- [Your instructions]
Extract each line holding the word "plus" from the entries.

===== Records shown

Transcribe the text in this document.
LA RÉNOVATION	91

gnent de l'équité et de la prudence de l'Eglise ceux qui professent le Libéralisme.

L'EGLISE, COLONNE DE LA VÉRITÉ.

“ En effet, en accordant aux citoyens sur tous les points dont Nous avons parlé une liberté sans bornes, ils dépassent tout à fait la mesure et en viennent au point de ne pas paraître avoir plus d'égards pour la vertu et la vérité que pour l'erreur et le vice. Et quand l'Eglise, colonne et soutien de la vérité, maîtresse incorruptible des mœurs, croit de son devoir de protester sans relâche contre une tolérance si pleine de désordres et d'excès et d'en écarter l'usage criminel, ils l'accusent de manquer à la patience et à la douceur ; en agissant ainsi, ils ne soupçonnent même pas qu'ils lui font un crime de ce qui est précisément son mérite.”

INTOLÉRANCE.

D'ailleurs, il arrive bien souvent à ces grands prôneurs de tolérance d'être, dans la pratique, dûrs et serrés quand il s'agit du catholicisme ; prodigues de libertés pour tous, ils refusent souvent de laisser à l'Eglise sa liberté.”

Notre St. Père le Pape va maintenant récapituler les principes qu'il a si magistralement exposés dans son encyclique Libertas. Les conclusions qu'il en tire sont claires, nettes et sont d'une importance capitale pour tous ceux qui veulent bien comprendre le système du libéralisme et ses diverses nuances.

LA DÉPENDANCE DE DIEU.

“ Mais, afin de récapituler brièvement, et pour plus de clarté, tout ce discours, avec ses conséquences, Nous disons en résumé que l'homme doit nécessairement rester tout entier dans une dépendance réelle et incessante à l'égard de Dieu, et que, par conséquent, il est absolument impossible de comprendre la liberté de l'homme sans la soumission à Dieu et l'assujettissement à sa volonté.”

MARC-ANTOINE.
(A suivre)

==========
===== Records shown

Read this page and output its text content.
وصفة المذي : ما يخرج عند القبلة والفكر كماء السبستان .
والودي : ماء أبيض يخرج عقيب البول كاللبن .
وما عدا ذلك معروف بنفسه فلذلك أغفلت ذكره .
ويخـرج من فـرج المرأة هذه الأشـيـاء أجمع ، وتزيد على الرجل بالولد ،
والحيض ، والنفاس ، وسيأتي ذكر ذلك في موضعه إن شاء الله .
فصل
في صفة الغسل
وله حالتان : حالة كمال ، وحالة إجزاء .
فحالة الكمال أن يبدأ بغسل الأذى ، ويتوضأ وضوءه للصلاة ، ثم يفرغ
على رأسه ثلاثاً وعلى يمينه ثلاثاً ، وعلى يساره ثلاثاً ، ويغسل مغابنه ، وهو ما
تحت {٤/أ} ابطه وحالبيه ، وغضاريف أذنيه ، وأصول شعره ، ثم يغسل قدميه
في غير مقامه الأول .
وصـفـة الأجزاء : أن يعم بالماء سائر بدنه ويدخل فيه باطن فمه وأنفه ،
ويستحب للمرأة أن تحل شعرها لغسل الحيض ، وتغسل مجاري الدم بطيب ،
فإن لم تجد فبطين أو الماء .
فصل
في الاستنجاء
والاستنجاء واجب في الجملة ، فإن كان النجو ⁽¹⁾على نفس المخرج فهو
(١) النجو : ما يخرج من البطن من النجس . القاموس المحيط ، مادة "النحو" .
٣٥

==========

- [Correct response]
“ En effet, en accordant aux citoyens sur tous les points dont Nous avons parlé une liberté sans bornes, ils dépassent tout à fait la mesure et en viennent au point de ne pas paraître avoir plus d'égards pour la vertu et la vérité que pour l'erreur et le vice. Et quand l'Eglise, colonne et soutien de la vérité, maîtresse incorruptible des mœurs, croit de son devoir de protester sans relâche contre une tolérance si pleine de désordres et d'excès et d'en écarter l'usage criminel, ils l'accusent de manquer à la patience et à la douceur ; en agissant ainsi, ils ne soupçonnent même pas qu'ils lui font un crime de ce qui est précisément son mérite.”
“ Mais, afin de récapituler brièvement, et pour plus de clarté, tout ce discours, avec ses conséquences, Nous disons en résumé que l'homme doit nécessairement rester tout entier dans une dépendance réelle et incessante à l'égard de Dieu, et que, par conséquent, il est absolument impossible de comprendre la liberté de l'homme sans la soumission à Dieu et l'assujettissement à sa volonté.”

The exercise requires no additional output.